→ Saved entries

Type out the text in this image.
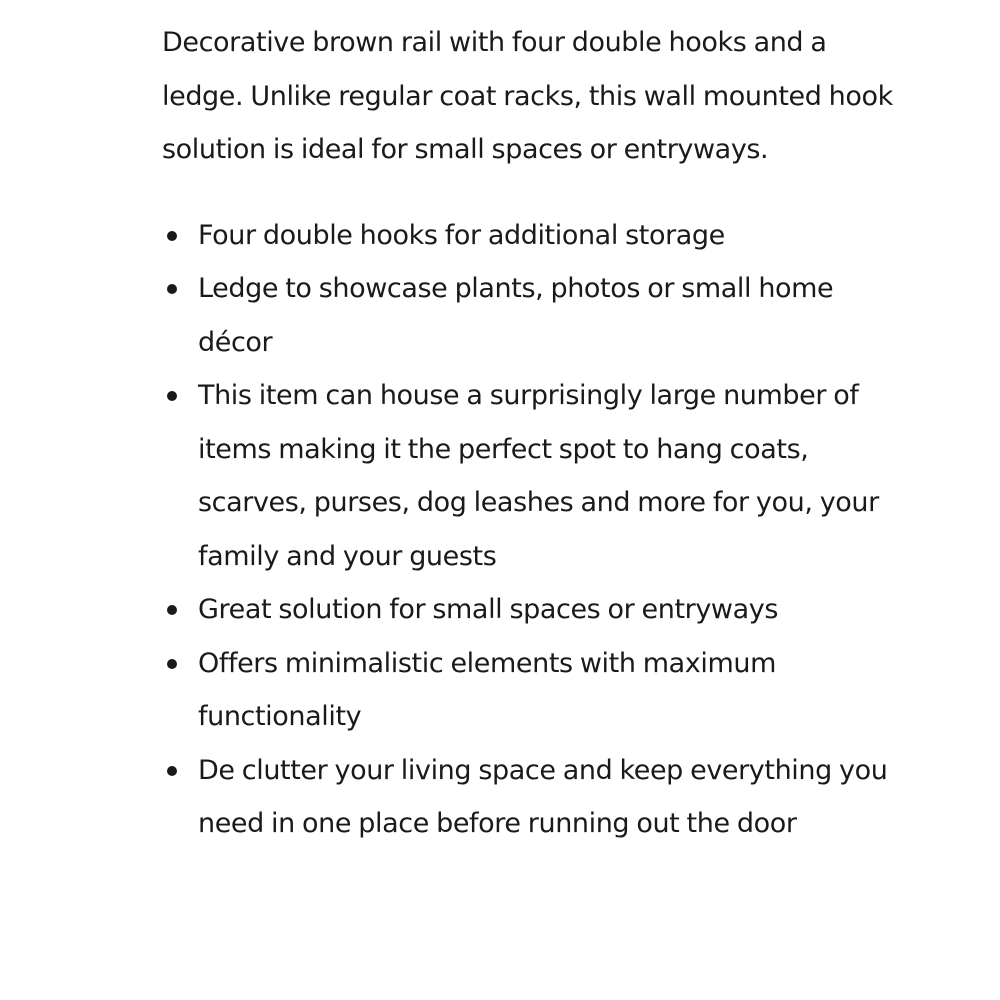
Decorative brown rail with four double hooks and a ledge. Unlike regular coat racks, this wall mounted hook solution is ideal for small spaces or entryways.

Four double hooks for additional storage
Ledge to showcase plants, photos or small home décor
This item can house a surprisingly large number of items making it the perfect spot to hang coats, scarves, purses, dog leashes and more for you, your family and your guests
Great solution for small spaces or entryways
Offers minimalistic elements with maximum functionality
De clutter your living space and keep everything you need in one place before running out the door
==
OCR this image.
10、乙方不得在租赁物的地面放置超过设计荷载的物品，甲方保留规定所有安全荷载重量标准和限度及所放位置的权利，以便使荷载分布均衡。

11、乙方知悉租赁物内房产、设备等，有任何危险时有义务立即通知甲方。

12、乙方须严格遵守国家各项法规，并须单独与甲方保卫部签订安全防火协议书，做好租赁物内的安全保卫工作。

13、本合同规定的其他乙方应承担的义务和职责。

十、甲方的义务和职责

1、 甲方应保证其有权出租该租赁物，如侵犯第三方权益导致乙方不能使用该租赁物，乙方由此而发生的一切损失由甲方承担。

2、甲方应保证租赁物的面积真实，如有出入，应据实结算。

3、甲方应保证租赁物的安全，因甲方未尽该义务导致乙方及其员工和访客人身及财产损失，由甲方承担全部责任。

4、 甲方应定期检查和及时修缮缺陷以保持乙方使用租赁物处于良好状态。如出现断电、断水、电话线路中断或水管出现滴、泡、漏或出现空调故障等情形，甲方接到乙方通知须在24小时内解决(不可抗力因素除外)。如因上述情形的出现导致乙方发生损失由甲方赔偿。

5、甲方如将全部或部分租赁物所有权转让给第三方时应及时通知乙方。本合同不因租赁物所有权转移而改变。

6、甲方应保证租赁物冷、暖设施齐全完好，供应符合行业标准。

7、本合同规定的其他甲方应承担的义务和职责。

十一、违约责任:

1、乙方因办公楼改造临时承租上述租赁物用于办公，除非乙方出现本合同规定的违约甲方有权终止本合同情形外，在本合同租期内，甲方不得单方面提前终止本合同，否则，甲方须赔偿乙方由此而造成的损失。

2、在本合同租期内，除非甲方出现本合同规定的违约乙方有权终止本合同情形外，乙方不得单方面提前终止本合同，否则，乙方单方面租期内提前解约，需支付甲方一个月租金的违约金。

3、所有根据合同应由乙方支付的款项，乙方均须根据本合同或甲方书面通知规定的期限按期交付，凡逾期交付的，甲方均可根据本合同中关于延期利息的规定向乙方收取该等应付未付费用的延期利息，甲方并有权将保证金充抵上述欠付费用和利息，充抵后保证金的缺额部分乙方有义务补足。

→ Work to do
Return all lines containing the word "hooks".

→ Result for this task
Decorative brown rail with four double hooks and a ledge. Unlike regular coat racks, this wall mounted hook solution is ideal for small spaces or entryways.
Four double hooks for additional storage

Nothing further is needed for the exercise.